§ ПРЕДОСТАВЛЕННЫЕ ЗАПИСИ:
========
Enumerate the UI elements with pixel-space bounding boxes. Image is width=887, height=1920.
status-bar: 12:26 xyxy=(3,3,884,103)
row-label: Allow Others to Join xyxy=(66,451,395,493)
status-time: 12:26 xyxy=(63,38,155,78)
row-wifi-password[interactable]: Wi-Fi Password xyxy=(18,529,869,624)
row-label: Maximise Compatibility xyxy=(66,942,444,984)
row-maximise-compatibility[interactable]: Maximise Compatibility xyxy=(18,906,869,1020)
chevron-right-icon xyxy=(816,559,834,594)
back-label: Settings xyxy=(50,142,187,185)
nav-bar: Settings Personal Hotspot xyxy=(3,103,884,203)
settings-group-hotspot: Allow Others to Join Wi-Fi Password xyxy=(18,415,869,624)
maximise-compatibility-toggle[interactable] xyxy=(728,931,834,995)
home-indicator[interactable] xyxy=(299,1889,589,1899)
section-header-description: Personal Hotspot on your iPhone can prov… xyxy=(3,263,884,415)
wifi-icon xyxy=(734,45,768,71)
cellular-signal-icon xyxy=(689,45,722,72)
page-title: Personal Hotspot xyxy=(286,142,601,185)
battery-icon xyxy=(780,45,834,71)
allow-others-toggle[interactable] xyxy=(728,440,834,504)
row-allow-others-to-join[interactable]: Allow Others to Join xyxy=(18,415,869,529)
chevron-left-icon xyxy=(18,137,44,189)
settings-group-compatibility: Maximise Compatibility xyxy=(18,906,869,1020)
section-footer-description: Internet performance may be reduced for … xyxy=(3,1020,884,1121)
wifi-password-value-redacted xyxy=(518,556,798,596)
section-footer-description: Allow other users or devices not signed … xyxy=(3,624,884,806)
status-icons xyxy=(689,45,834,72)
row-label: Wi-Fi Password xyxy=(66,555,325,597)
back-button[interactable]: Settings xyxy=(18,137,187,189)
========
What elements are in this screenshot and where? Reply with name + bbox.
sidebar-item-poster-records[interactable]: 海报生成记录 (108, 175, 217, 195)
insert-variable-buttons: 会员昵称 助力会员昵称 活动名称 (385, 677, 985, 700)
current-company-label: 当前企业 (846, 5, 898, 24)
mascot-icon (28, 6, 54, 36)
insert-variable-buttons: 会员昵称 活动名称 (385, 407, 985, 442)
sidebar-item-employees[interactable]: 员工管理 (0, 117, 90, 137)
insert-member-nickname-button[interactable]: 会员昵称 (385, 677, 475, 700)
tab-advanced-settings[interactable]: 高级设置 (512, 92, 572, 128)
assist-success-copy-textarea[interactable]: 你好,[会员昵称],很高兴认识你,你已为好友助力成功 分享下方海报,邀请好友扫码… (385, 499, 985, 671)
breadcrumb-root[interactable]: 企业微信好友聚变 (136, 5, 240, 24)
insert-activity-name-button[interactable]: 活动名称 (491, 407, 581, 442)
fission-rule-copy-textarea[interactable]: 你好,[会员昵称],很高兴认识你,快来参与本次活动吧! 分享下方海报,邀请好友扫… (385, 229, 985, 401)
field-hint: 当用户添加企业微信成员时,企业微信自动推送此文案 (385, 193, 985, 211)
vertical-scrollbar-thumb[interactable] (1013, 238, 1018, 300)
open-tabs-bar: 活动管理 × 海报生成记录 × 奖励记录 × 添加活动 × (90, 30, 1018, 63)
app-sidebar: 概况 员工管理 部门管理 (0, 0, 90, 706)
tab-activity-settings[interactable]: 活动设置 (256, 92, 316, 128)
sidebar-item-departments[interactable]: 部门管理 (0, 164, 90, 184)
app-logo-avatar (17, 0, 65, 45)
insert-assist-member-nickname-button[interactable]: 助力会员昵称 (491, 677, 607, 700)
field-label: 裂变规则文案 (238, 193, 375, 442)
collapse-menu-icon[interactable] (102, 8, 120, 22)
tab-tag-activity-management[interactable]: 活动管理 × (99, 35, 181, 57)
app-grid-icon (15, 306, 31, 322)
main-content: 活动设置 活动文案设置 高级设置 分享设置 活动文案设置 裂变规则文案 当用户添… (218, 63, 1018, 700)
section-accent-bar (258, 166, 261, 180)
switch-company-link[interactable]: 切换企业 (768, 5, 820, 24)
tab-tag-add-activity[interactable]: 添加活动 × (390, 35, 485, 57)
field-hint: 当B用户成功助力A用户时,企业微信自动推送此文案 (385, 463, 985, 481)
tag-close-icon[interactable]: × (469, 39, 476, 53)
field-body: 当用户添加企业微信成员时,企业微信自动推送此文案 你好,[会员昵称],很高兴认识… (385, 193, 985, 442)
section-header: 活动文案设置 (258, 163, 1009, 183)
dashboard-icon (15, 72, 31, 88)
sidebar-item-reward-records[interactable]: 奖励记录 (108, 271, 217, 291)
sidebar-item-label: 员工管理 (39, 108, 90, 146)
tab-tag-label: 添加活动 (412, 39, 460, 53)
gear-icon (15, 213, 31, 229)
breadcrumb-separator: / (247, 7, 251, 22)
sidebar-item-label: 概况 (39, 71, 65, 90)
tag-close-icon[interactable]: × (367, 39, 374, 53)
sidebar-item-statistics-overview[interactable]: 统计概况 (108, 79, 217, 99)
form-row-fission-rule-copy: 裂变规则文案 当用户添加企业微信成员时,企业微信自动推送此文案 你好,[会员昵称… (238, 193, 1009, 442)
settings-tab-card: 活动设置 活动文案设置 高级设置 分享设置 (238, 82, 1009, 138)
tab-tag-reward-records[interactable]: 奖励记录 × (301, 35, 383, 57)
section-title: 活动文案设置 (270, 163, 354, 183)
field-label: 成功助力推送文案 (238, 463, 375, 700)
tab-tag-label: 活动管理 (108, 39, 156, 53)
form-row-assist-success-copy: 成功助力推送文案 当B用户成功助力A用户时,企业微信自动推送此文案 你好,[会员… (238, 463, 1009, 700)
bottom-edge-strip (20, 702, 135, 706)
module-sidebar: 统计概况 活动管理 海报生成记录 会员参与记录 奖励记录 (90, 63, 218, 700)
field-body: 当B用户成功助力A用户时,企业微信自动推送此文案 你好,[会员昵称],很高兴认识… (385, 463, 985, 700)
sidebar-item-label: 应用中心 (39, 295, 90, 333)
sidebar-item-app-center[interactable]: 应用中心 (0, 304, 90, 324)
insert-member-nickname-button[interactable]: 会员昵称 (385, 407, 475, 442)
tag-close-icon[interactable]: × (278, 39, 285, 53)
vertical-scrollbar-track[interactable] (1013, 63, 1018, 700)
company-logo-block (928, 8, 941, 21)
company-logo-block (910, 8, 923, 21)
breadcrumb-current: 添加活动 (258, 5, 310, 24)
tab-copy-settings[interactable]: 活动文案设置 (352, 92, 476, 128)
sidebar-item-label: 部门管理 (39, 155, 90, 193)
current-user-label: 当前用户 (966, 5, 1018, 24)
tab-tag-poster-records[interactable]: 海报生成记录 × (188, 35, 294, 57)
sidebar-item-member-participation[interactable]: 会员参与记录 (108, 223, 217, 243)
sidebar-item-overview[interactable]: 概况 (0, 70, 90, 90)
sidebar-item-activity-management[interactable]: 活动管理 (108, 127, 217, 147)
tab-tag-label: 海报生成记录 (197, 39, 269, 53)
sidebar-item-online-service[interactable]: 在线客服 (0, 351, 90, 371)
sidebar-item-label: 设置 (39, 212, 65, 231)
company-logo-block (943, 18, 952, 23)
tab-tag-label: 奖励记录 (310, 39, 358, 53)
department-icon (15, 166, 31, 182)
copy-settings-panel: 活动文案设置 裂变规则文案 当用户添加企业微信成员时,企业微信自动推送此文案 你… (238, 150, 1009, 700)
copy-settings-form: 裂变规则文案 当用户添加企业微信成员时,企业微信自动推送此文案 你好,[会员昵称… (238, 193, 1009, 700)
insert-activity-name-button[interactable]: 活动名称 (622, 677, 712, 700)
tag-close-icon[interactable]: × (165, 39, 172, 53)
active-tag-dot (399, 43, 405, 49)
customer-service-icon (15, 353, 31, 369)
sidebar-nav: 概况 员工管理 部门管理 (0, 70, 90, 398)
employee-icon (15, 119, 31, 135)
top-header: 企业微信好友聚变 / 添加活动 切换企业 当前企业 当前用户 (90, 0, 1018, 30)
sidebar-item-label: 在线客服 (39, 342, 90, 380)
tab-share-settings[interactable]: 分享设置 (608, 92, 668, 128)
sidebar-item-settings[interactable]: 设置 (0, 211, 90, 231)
========
§ ЗАДАНИЕ: Пожалуйста, перепишите дословно строки записей от строки с «Enumerate the UI» до строки с «wifi-icon xyxy=(734,45,768,71)», включая обе эти строки.

§ ПИСЬМЕННЫЙ ОТВЕТ:
Enumerate the UI elements with pixel-space bounding boxes. Image is width=887, height=1920.
status-bar: 12:26 xyxy=(3,3,884,103)
row-label: Allow Others to Join xyxy=(66,451,395,493)
status-time: 12:26 xyxy=(63,38,155,78)
row-wifi-password[interactable]: Wi-Fi Password xyxy=(18,529,869,624)
row-label: Maximise Compatibility xyxy=(66,942,444,984)
row-maximise-compatibility[interactable]: Maximise Compatibility xyxy=(18,906,869,1020)
chevron-right-icon xyxy=(816,559,834,594)
back-label: Settings xyxy=(50,142,187,185)
nav-bar: Settings Personal Hotspot xyxy=(3,103,884,203)
settings-group-hotspot: Allow Others to Join Wi-Fi Password xyxy=(18,415,869,624)
maximise-compatibility-toggle[interactable] xyxy=(728,931,834,995)
home-indicator[interactable] xyxy=(299,1889,589,1899)
section-header-description: Personal Hotspot on your iPhone can prov… xyxy=(3,263,884,415)
wifi-icon xyxy=(734,45,768,71)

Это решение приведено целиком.